+++ Information provided
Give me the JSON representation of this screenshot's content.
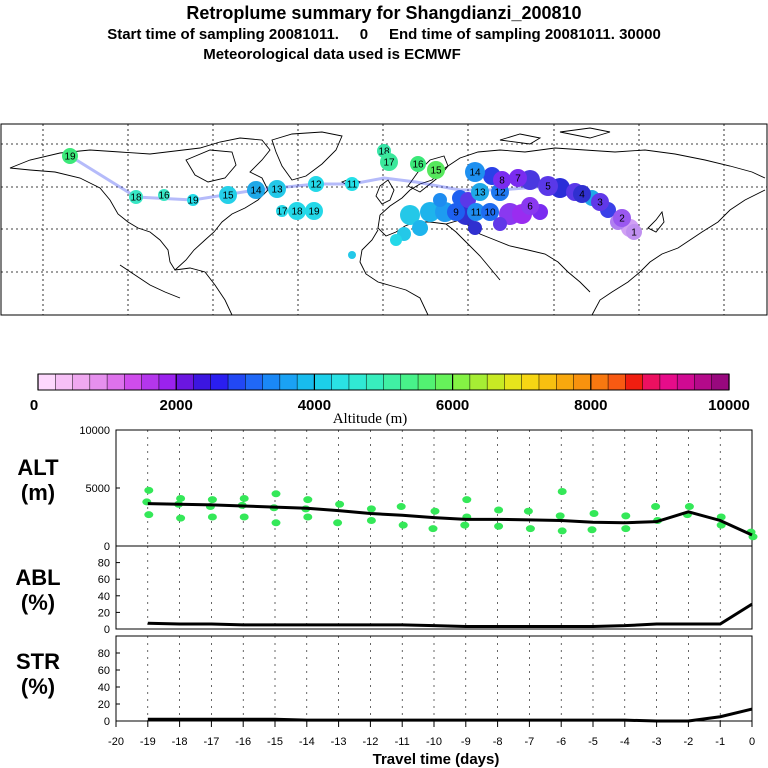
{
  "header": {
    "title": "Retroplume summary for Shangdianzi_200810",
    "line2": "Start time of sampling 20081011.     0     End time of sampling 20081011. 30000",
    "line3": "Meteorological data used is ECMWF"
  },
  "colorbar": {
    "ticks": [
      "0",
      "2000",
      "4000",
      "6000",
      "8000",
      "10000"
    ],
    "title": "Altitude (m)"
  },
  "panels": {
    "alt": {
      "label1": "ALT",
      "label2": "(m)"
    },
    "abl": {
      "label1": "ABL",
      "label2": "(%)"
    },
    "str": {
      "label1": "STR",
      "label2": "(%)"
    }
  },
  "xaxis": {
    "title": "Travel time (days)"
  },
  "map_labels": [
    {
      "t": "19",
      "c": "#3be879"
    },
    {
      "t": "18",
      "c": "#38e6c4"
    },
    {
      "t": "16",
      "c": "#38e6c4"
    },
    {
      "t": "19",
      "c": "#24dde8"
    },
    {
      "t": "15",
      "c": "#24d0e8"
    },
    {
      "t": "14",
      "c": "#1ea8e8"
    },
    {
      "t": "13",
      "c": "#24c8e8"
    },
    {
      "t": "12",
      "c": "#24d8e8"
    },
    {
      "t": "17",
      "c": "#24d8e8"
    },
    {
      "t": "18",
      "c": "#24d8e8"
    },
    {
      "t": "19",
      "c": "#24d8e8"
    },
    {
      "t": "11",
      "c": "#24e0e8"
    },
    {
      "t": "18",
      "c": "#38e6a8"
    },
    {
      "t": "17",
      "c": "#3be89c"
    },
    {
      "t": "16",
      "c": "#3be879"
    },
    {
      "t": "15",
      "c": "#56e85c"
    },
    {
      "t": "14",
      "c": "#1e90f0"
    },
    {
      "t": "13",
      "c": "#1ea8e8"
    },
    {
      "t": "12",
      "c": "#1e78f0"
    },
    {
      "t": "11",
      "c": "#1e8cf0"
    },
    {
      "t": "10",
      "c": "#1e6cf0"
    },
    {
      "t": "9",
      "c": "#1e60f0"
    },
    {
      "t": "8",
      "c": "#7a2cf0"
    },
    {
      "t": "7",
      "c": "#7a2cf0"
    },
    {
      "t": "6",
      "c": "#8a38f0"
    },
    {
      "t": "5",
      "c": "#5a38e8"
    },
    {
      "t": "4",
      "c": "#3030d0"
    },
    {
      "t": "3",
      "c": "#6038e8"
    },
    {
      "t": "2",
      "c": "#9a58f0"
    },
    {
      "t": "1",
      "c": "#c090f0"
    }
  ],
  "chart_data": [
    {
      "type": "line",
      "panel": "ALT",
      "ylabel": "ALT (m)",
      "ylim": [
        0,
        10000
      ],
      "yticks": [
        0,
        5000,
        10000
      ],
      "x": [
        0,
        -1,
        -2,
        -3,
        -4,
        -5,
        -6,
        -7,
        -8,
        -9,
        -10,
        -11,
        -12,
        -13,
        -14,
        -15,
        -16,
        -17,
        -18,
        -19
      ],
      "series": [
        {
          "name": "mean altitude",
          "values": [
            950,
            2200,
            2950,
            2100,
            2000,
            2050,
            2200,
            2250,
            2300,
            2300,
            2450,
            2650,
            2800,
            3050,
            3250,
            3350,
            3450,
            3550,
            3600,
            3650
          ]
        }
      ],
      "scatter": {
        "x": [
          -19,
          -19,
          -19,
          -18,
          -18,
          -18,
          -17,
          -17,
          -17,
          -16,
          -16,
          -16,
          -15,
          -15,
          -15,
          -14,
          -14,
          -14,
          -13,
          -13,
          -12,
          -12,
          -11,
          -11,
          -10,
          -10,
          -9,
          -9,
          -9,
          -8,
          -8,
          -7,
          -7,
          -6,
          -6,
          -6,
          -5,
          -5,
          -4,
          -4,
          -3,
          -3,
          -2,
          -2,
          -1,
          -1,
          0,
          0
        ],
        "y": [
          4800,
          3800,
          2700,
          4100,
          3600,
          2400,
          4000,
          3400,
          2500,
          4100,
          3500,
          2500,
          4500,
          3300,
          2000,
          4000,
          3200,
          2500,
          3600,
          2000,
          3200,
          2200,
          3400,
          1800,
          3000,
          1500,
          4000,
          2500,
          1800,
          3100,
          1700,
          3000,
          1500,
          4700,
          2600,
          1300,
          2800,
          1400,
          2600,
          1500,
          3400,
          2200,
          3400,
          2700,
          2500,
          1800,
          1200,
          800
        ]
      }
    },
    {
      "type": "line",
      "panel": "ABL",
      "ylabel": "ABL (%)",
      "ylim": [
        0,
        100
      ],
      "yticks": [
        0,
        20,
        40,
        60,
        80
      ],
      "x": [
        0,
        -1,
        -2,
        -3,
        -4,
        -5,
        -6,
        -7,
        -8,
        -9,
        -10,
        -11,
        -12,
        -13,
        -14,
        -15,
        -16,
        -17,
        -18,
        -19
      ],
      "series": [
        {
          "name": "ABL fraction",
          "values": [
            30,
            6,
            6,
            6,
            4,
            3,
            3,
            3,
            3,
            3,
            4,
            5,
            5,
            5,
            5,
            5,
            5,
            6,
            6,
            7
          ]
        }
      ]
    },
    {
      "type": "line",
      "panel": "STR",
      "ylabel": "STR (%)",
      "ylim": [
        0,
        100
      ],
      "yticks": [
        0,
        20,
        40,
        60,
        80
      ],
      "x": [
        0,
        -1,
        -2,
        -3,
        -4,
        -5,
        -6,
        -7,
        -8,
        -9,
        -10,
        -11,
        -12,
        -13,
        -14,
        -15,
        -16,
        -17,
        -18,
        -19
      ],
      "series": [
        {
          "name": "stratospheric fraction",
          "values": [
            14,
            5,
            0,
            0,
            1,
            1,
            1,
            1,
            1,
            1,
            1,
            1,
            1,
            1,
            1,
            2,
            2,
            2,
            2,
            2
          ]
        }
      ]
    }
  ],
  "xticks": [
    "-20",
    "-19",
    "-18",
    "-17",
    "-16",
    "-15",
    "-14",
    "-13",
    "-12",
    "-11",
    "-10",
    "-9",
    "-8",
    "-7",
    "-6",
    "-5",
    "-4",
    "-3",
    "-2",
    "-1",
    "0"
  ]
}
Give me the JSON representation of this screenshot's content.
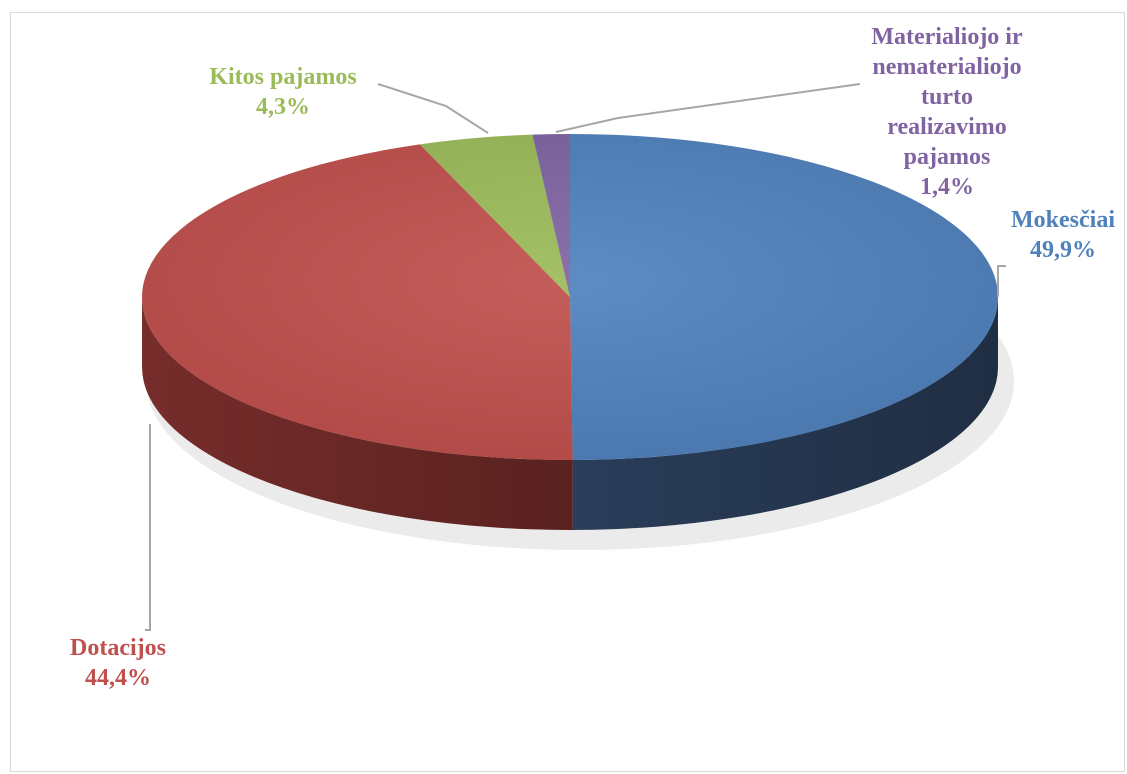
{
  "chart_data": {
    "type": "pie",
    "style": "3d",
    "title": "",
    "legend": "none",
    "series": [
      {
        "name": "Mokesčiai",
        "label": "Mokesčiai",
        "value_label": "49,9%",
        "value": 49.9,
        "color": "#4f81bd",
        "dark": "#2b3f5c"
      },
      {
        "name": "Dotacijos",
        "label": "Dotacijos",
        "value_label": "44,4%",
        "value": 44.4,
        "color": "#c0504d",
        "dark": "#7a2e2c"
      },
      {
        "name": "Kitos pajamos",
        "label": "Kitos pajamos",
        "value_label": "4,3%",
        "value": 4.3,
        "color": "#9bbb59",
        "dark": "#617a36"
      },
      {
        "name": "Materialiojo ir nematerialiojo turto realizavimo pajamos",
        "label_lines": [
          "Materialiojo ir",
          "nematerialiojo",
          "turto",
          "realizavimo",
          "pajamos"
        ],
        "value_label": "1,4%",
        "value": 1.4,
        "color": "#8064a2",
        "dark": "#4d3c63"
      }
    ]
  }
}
++++++
- Stated goal -
Reproduce the material in full, word for word, and omit the pictures.

- The solution -
Give me the JSON representation of this screenshot's content.
{
  "header": {
    "title": "Retroplume summary for Shangdianzi_200810",
    "line2": "Start time of sampling 20081011.     0     End time of sampling 20081011. 30000",
    "line3": "Meteorological data used is ECMWF"
  },
  "colorbar": {
    "ticks": [
      "0",
      "2000",
      "4000",
      "6000",
      "8000",
      "10000"
    ],
    "title": "Altitude (m)"
  },
  "panels": {
    "alt": {
      "label1": "ALT",
      "label2": "(m)"
    },
    "abl": {
      "label1": "ABL",
      "label2": "(%)"
    },
    "str": {
      "label1": "STR",
      "label2": "(%)"
    }
  },
  "xaxis": {
    "title": "Travel time (days)"
  },
  "map_labels": [
    {
      "t": "19",
      "c": "#3be879"
    },
    {
      "t": "18",
      "c": "#38e6c4"
    },
    {
      "t": "16",
      "c": "#38e6c4"
    },
    {
      "t": "19",
      "c": "#24dde8"
    },
    {
      "t": "15",
      "c": "#24d0e8"
    },
    {
      "t": "14",
      "c": "#1ea8e8"
    },
    {
      "t": "13",
      "c": "#24c8e8"
    },
    {
      "t": "12",
      "c": "#24d8e8"
    },
    {
      "t": "17",
      "c": "#24d8e8"
    },
    {
      "t": "18",
      "c": "#24d8e8"
    },
    {
      "t": "19",
      "c": "#24d8e8"
    },
    {
      "t": "11",
      "c": "#24e0e8"
    },
    {
      "t": "18",
      "c": "#38e6a8"
    },
    {
      "t": "17",
      "c": "#3be89c"
    },
    {
      "t": "16",
      "c": "#3be879"
    },
    {
      "t": "15",
      "c": "#56e85c"
    },
    {
      "t": "14",
      "c": "#1e90f0"
    },
    {
      "t": "13",
      "c": "#1ea8e8"
    },
    {
      "t": "12",
      "c": "#1e78f0"
    },
    {
      "t": "11",
      "c": "#1e8cf0"
    },
    {
      "t": "10",
      "c": "#1e6cf0"
    },
    {
      "t": "9",
      "c": "#1e60f0"
    },
    {
      "t": "8",
      "c": "#7a2cf0"
    },
    {
      "t": "7",
      "c": "#7a2cf0"
    },
    {
      "t": "6",
      "c": "#8a38f0"
    },
    {
      "t": "5",
      "c": "#5a38e8"
    },
    {
      "t": "4",
      "c": "#3030d0"
    },
    {
      "t": "3",
      "c": "#6038e8"
    },
    {
      "t": "2",
      "c": "#9a58f0"
    },
    {
      "t": "1",
      "c": "#c090f0"
    }
  ],
  "chart_data": [
    {
      "type": "line",
      "panel": "ALT",
      "ylabel": "ALT (m)",
      "ylim": [
        0,
        10000
      ],
      "yticks": [
        0,
        5000,
        10000
      ],
      "x": [
        0,
        -1,
        -2,
        -3,
        -4,
        -5,
        -6,
        -7,
        -8,
        -9,
        -10,
        -11,
        -12,
        -13,
        -14,
        -15,
        -16,
        -17,
        -18,
        -19
      ],
      "series": [
        {
          "name": "mean altitude",
          "values": [
            950,
            2200,
            2950,
            2100,
            2000,
            2050,
            2200,
            2250,
            2300,
            2300,
            2450,
            2650,
            2800,
            3050,
            3250,
            3350,
            3450,
            3550,
            3600,
            3650
          ]
        }
      ],
      "scatter": {
        "x": [
          -19,
          -19,
          -19,
          -18,
          -18,
          -18,
          -17,
          -17,
          -17,
          -16,
          -16,
          -16,
          -15,
          -15,
          -15,
          -14,
          -14,
          -14,
          -13,
          -13,
          -12,
          -12,
          -11,
          -11,
          -10,
          -10,
          -9,
          -9,
          -9,
          -8,
          -8,
          -7,
          -7,
          -6,
          -6,
          -6,
          -5,
          -5,
          -4,
          -4,
          -3,
          -3,
          -2,
          -2,
          -1,
          -1,
          0,
          0
        ],
        "y": [
          4800,
          3800,
          2700,
          4100,
          3600,
          2400,
          4000,
          3400,
          2500,
          4100,
          3500,
          2500,
          4500,
          3300,
          2000,
          4000,
          3200,
          2500,
          3600,
          2000,
          3200,
          2200,
          3400,
          1800,
          3000,
          1500,
          4000,
          2500,
          1800,
          3100,
          1700,
          3000,
          1500,
          4700,
          2600,
          1300,
          2800,
          1400,
          2600,
          1500,
          3400,
          2200,
          3400,
          2700,
          2500,
          1800,
          1200,
          800
        ]
      }
    },
    {
      "type": "line",
      "panel": "ABL",
      "ylabel": "ABL (%)",
      "ylim": [
        0,
        100
      ],
      "yticks": [
        0,
        20,
        40,
        60,
        80
      ],
      "x": [
        0,
        -1,
        -2,
        -3,
        -4,
        -5,
        -6,
        -7,
        -8,
        -9,
        -10,
        -11,
        -12,
        -13,
        -14,
        -15,
        -16,
        -17,
        -18,
        -19
      ],
      "series": [
        {
          "name": "ABL fraction",
          "values": [
            30,
            6,
            6,
            6,
            4,
            3,
            3,
            3,
            3,
            3,
            4,
            5,
            5,
            5,
            5,
            5,
            5,
            6,
            6,
            7
          ]
        }
      ]
    },
    {
      "type": "line",
      "panel": "STR",
      "ylabel": "STR (%)",
      "ylim": [
        0,
        100
      ],
      "yticks": [
        0,
        20,
        40,
        60,
        80
      ],
      "x": [
        0,
        -1,
        -2,
        -3,
        -4,
        -5,
        -6,
        -7,
        -8,
        -9,
        -10,
        -11,
        -12,
        -13,
        -14,
        -15,
        -16,
        -17,
        -18,
        -19
      ],
      "series": [
        {
          "name": "stratospheric fraction",
          "values": [
            14,
            5,
            0,
            0,
            1,
            1,
            1,
            1,
            1,
            1,
            1,
            1,
            1,
            1,
            1,
            2,
            2,
            2,
            2,
            2
          ]
        }
      ]
    }
  ],
  "xticks": [
    "-20",
    "-19",
    "-18",
    "-17",
    "-16",
    "-15",
    "-14",
    "-13",
    "-12",
    "-11",
    "-10",
    "-9",
    "-8",
    "-7",
    "-6",
    "-5",
    "-4",
    "-3",
    "-2",
    "-1",
    "0"
  ]
}
Give me the JSON representation of this screenshot's content.
{
  "chart_data": {
    "type": "pie",
    "style": "3d",
    "title": "",
    "legend": "none",
    "series": [
      {
        "name": "Mokesčiai",
        "label": "Mokesčiai",
        "value_label": "49,9%",
        "value": 49.9,
        "color": "#4f81bd",
        "dark": "#2b3f5c"
      },
      {
        "name": "Dotacijos",
        "label": "Dotacijos",
        "value_label": "44,4%",
        "value": 44.4,
        "color": "#c0504d",
        "dark": "#7a2e2c"
      },
      {
        "name": "Kitos pajamos",
        "label": "Kitos pajamos",
        "value_label": "4,3%",
        "value": 4.3,
        "color": "#9bbb59",
        "dark": "#617a36"
      },
      {
        "name": "Materialiojo ir nematerialiojo turto realizavimo pajamos",
        "label_lines": [
          "Materialiojo ir",
          "nematerialiojo",
          "turto",
          "realizavimo",
          "pajamos"
        ],
        "value_label": "1,4%",
        "value": 1.4,
        "color": "#8064a2",
        "dark": "#4d3c63"
      }
    ]
  }
}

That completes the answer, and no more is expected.